▸ **Supplied data**:
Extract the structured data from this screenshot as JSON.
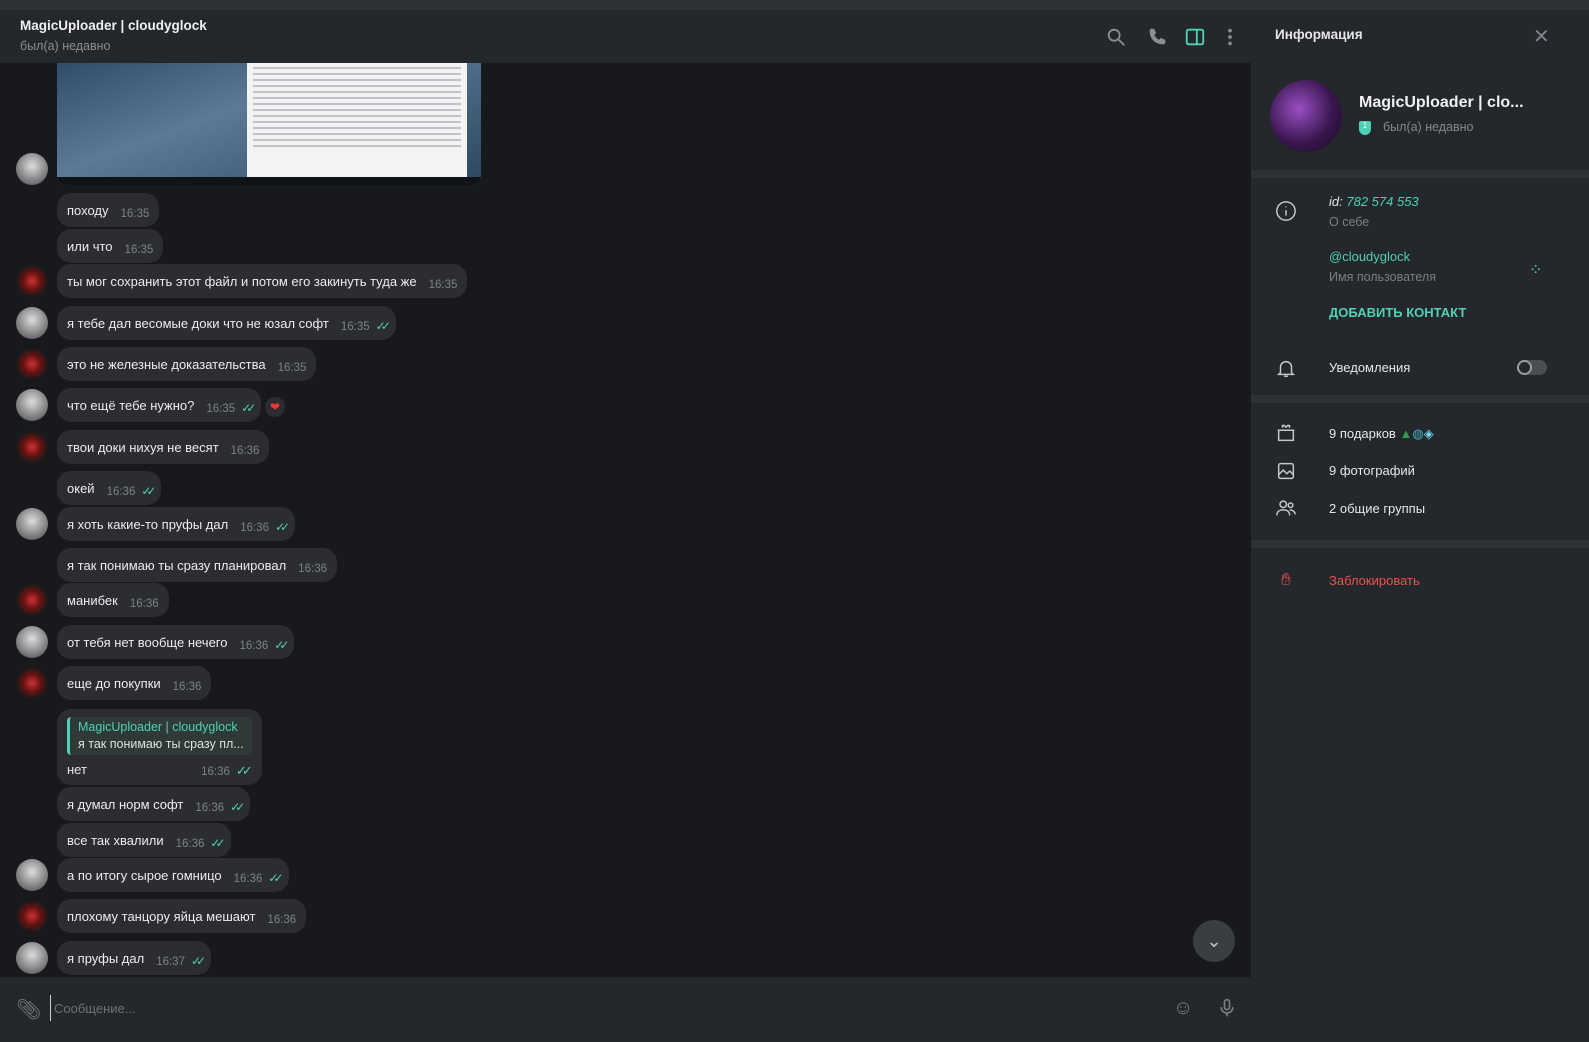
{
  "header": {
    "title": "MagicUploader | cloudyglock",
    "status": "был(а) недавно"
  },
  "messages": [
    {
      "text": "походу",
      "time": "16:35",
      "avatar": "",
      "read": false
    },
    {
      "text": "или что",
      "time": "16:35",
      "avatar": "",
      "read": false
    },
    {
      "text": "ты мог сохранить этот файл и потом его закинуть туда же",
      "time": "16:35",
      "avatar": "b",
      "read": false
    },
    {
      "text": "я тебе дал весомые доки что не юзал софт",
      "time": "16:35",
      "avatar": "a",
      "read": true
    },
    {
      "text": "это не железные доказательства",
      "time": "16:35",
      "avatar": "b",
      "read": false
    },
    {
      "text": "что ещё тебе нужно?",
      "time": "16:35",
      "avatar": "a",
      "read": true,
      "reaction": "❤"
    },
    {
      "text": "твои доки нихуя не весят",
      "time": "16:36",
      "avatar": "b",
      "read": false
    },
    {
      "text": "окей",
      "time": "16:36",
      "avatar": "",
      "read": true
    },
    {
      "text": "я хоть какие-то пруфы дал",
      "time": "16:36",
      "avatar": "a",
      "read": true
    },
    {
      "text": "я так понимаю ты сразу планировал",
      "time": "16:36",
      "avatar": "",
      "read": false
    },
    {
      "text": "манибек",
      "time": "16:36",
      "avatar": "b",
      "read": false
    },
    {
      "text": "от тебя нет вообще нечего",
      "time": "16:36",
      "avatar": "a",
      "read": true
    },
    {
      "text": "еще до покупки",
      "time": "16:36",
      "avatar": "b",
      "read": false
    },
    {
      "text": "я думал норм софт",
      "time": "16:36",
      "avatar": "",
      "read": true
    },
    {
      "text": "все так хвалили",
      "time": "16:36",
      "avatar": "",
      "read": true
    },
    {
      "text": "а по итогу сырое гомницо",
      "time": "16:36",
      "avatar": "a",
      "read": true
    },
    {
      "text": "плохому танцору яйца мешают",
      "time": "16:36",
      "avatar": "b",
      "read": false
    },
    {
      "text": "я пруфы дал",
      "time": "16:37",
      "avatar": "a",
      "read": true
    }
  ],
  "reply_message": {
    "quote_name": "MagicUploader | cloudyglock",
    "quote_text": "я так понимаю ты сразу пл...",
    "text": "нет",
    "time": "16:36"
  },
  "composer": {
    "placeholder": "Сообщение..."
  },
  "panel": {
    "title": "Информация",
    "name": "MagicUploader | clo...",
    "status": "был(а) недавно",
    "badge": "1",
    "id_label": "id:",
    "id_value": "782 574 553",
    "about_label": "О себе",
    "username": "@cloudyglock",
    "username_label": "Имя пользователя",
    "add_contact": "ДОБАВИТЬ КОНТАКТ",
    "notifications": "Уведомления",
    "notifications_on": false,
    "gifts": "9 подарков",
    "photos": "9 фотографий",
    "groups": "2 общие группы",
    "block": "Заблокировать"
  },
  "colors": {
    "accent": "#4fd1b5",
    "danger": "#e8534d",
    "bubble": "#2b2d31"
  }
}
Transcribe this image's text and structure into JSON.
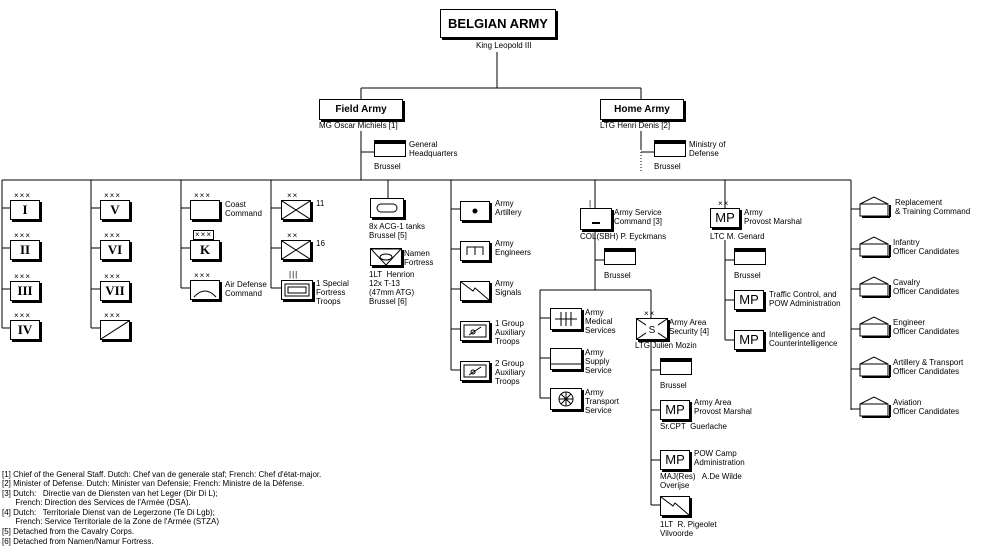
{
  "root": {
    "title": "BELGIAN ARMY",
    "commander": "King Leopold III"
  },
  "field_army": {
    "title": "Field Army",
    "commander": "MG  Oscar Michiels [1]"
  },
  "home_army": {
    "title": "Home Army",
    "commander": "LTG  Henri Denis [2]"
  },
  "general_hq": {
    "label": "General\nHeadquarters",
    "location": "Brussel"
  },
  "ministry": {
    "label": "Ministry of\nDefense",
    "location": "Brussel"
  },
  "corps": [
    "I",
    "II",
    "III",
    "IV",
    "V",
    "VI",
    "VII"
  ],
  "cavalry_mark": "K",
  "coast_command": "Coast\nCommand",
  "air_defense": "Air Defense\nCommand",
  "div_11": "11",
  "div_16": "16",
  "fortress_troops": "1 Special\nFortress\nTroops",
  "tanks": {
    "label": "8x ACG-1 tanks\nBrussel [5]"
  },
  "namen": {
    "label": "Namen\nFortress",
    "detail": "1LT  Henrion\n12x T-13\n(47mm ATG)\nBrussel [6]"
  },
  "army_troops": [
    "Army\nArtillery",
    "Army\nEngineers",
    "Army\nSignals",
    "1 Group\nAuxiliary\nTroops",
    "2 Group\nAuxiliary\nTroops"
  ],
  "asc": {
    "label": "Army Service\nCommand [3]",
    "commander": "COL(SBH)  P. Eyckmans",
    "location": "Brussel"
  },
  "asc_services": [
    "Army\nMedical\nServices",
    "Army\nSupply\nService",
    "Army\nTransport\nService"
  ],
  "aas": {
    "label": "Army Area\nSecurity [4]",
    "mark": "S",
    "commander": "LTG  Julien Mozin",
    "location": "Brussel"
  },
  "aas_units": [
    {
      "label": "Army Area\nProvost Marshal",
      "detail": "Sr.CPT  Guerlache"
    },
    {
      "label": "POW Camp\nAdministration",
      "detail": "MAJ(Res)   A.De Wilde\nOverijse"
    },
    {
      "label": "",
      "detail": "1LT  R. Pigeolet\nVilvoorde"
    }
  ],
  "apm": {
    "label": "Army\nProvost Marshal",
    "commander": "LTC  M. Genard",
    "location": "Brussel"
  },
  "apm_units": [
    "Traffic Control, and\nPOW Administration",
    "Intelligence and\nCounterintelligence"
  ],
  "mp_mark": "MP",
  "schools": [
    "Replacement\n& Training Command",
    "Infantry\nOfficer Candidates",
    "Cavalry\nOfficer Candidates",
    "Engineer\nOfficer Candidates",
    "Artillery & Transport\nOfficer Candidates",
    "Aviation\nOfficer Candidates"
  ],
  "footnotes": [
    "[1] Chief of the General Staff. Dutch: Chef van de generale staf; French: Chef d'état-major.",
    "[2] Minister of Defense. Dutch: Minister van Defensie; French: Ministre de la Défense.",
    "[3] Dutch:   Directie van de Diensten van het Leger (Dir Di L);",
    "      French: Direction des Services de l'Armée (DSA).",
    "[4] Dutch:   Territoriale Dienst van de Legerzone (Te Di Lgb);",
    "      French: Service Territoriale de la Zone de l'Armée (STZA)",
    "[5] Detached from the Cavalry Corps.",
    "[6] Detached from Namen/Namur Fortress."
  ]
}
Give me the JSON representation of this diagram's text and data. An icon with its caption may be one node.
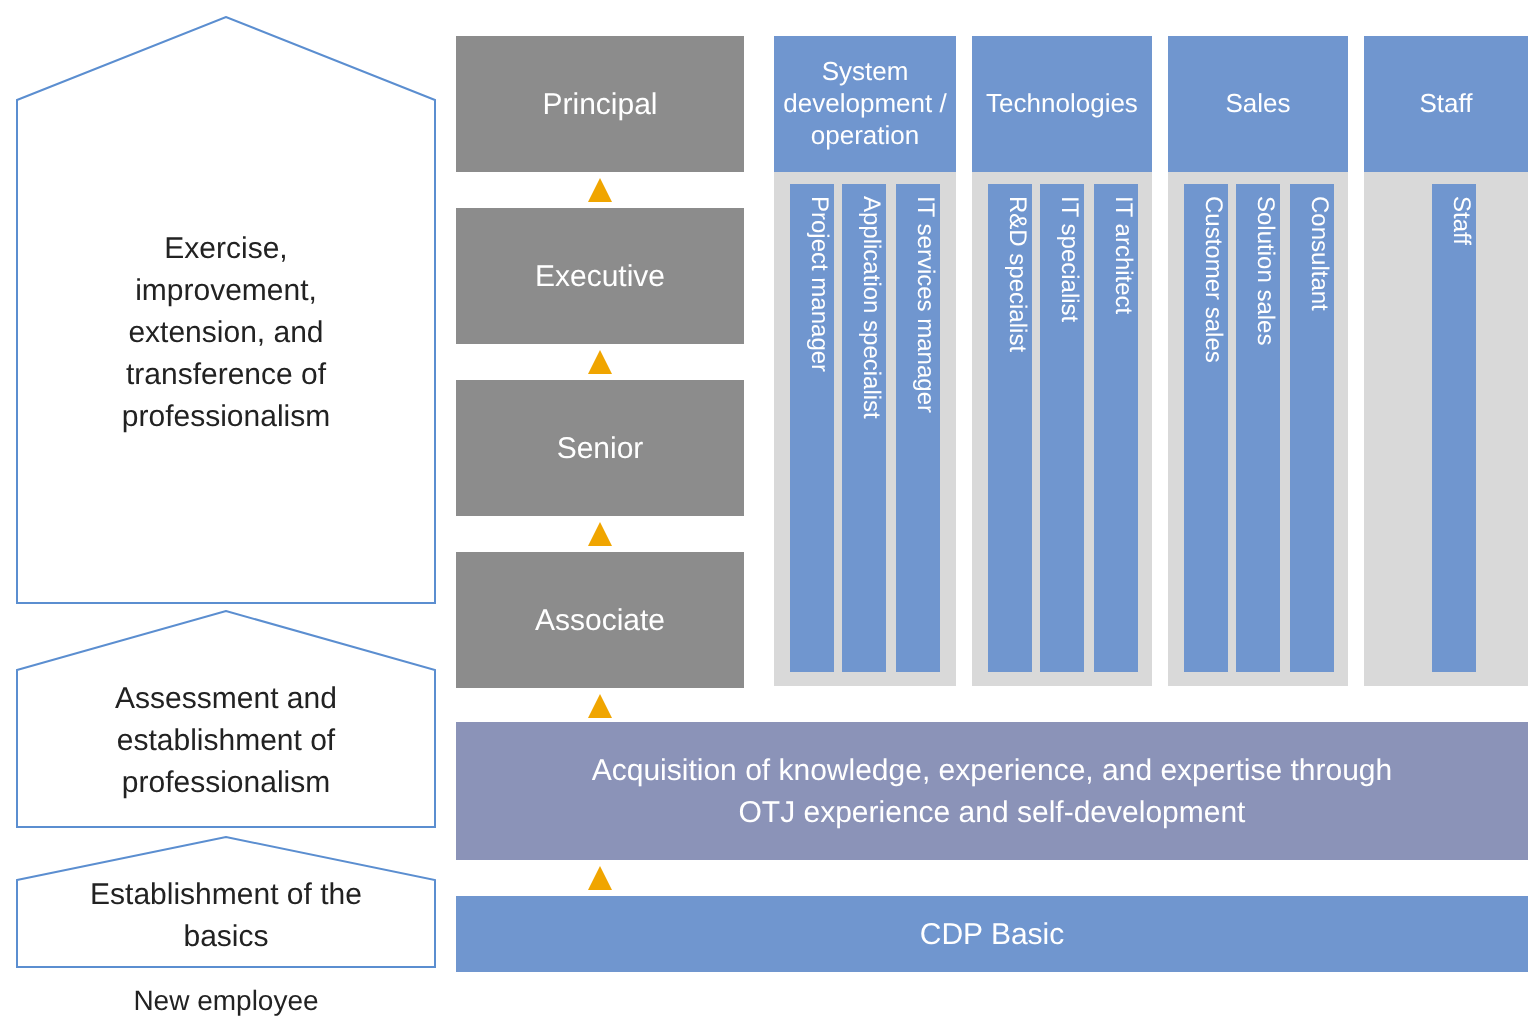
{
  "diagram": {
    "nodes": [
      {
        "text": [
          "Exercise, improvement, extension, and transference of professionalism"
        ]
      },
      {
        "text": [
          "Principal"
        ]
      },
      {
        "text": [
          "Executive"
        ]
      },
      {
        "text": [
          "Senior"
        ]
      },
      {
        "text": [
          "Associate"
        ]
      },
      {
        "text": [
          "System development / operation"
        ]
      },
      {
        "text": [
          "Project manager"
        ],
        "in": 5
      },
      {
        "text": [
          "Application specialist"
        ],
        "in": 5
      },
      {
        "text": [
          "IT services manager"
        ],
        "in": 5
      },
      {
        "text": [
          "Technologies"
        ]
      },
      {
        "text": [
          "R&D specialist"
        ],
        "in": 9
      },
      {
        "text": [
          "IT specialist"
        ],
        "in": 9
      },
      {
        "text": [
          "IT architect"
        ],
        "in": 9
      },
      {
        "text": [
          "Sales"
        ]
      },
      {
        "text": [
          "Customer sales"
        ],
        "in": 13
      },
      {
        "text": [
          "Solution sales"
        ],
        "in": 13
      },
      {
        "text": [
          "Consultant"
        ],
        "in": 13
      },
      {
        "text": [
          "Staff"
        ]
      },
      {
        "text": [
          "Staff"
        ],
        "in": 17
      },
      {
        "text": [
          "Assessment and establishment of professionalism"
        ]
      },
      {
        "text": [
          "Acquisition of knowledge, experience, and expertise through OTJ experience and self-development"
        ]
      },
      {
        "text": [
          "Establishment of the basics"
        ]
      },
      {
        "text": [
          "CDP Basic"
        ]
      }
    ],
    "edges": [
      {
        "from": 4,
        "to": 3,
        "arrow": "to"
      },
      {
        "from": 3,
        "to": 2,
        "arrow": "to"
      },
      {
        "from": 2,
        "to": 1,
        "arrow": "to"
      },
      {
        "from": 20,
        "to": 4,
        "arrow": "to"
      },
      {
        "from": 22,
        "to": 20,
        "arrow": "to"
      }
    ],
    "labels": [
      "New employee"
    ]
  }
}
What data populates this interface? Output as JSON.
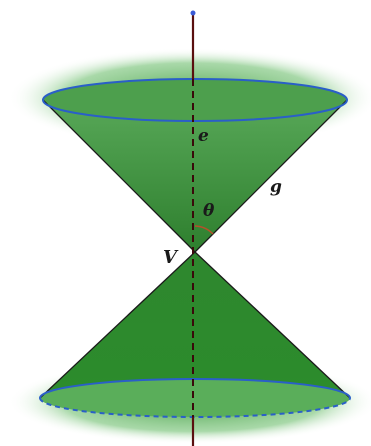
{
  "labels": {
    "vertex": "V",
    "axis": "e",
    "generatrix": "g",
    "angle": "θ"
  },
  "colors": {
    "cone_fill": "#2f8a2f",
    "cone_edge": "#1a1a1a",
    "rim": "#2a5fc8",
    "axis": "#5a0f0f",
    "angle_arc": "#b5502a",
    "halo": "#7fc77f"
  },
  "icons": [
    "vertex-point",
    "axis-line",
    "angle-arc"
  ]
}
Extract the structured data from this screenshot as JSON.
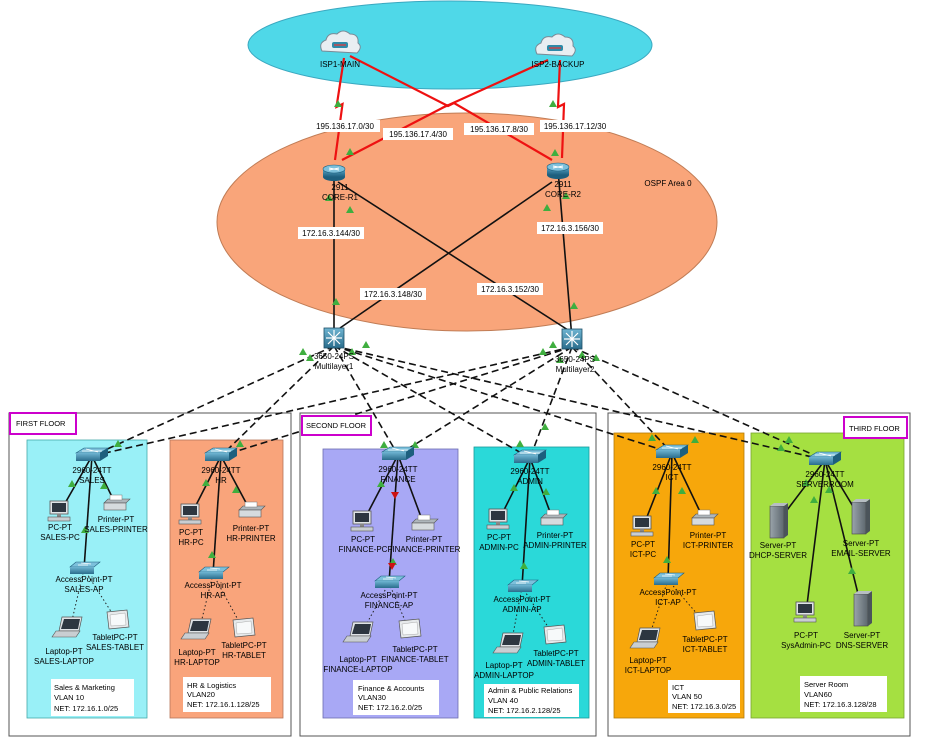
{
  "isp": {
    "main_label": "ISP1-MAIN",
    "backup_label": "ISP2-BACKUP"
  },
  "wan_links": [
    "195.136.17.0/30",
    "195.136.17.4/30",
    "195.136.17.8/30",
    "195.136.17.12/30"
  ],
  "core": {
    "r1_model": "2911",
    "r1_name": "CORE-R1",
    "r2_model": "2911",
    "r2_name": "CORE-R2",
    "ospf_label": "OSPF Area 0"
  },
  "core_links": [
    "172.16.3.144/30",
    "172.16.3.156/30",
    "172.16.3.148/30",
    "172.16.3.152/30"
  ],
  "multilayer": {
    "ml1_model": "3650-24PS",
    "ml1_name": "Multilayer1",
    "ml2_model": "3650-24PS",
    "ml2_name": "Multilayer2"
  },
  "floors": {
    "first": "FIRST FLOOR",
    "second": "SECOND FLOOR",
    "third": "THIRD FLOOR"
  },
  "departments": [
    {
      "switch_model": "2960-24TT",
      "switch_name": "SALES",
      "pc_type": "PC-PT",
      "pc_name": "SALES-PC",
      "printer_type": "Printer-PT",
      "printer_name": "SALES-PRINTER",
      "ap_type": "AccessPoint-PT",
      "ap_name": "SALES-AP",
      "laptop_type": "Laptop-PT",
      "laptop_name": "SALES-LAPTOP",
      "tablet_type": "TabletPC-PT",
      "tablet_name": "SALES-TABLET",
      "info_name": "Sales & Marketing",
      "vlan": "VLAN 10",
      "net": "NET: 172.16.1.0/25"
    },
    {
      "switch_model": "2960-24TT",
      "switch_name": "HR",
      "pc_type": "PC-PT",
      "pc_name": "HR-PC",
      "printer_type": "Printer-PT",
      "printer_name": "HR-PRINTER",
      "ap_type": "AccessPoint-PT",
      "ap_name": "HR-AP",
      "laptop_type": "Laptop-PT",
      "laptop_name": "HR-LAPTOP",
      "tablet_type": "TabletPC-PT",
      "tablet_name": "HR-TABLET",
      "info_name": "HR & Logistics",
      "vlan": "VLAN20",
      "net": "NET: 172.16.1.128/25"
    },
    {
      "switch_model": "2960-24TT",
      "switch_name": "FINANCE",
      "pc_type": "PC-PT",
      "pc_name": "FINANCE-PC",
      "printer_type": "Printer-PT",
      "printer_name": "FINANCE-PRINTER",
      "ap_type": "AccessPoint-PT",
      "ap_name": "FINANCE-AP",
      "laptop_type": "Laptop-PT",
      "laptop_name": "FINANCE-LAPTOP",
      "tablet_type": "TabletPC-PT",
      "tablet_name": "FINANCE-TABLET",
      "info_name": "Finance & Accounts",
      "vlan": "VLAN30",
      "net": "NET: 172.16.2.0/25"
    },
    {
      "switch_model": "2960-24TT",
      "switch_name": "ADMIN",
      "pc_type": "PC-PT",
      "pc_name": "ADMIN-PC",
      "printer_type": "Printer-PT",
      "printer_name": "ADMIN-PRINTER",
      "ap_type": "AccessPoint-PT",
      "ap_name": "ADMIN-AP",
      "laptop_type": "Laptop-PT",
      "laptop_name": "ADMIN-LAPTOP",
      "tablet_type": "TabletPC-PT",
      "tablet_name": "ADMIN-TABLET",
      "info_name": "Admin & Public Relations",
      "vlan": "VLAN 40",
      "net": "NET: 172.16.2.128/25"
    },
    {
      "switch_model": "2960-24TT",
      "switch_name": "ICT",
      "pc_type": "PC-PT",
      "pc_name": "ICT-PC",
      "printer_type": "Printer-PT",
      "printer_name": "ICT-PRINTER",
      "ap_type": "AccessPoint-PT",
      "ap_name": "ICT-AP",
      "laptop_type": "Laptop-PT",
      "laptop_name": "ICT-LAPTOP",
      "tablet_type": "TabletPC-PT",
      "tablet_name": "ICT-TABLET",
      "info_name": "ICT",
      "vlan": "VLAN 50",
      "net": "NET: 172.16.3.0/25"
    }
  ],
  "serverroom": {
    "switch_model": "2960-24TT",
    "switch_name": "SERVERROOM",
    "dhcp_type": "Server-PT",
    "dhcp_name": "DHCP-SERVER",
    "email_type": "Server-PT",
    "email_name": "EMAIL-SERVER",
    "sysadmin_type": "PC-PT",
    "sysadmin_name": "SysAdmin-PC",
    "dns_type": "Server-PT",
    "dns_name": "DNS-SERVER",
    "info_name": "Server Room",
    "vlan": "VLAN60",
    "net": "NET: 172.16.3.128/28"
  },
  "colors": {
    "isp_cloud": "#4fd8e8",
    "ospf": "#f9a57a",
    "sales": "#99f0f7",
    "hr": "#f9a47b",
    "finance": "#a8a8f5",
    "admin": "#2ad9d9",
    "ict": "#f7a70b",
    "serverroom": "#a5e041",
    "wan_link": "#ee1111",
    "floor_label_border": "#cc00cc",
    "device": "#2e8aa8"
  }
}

▸ **What is needed**: Find and copy each line above that includes the string "status".

▸ **Final result**:
    "status": "был(а) недавно"
    "status": "был(а) недавно",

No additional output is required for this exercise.